begin
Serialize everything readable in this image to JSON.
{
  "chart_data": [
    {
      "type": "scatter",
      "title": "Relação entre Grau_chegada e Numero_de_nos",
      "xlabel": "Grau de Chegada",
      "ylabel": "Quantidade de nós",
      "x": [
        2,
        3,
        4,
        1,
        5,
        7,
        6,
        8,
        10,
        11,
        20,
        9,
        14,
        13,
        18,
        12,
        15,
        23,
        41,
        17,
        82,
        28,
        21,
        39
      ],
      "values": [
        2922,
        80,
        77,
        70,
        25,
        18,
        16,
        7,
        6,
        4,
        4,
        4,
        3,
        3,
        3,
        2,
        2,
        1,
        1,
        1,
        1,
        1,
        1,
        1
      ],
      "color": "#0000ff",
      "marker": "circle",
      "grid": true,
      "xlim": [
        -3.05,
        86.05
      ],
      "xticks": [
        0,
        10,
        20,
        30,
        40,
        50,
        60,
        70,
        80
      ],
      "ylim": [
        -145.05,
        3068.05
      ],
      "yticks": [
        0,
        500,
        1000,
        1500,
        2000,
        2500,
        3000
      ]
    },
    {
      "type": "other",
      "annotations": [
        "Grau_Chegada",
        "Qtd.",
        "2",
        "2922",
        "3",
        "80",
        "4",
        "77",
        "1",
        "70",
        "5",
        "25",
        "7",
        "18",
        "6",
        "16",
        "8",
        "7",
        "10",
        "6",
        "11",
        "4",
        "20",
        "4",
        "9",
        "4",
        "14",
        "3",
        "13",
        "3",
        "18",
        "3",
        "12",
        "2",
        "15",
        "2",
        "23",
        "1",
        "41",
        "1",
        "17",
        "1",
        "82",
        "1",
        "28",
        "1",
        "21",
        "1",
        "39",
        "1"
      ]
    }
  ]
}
end
Problem requirements — Extract all of the data exactly as written.

Task result —
Serialize everything readable in this image to JSON.
{
  "chart_data": [
    {
      "type": "scatter",
      "title": "Relação entre Grau_chegada e Numero_de_nos",
      "xlabel": "Grau de Chegada",
      "ylabel": "Quantidade de nós",
      "x": [
        2,
        3,
        4,
        1,
        5,
        7,
        6,
        8,
        10,
        11,
        20,
        9,
        14,
        13,
        18,
        12,
        15,
        23,
        41,
        17,
        82,
        28,
        21,
        39
      ],
      "values": [
        2922,
        80,
        77,
        70,
        25,
        18,
        16,
        7,
        6,
        4,
        4,
        4,
        3,
        3,
        3,
        2,
        2,
        1,
        1,
        1,
        1,
        1,
        1,
        1
      ],
      "color": "#0000ff",
      "marker": "circle",
      "grid": true,
      "xlim": [
        -3.05,
        86.05
      ],
      "xticks": [
        0,
        10,
        20,
        30,
        40,
        50,
        60,
        70,
        80
      ],
      "ylim": [
        -145.05,
        3068.05
      ],
      "yticks": [
        0,
        500,
        1000,
        1500,
        2000,
        2500,
        3000
      ]
    },
    {
      "type": "other",
      "annotations": [
        "Grau_Chegada",
        "Qtd.",
        "2",
        "2922",
        "3",
        "80",
        "4",
        "77",
        "1",
        "70",
        "5",
        "25",
        "7",
        "18",
        "6",
        "16",
        "8",
        "7",
        "10",
        "6",
        "11",
        "4",
        "20",
        "4",
        "9",
        "4",
        "14",
        "3",
        "13",
        "3",
        "18",
        "3",
        "12",
        "2",
        "15",
        "2",
        "23",
        "1",
        "41",
        "1",
        "17",
        "1",
        "82",
        "1",
        "28",
        "1",
        "21",
        "1",
        "39",
        "1"
      ]
    }
  ]
}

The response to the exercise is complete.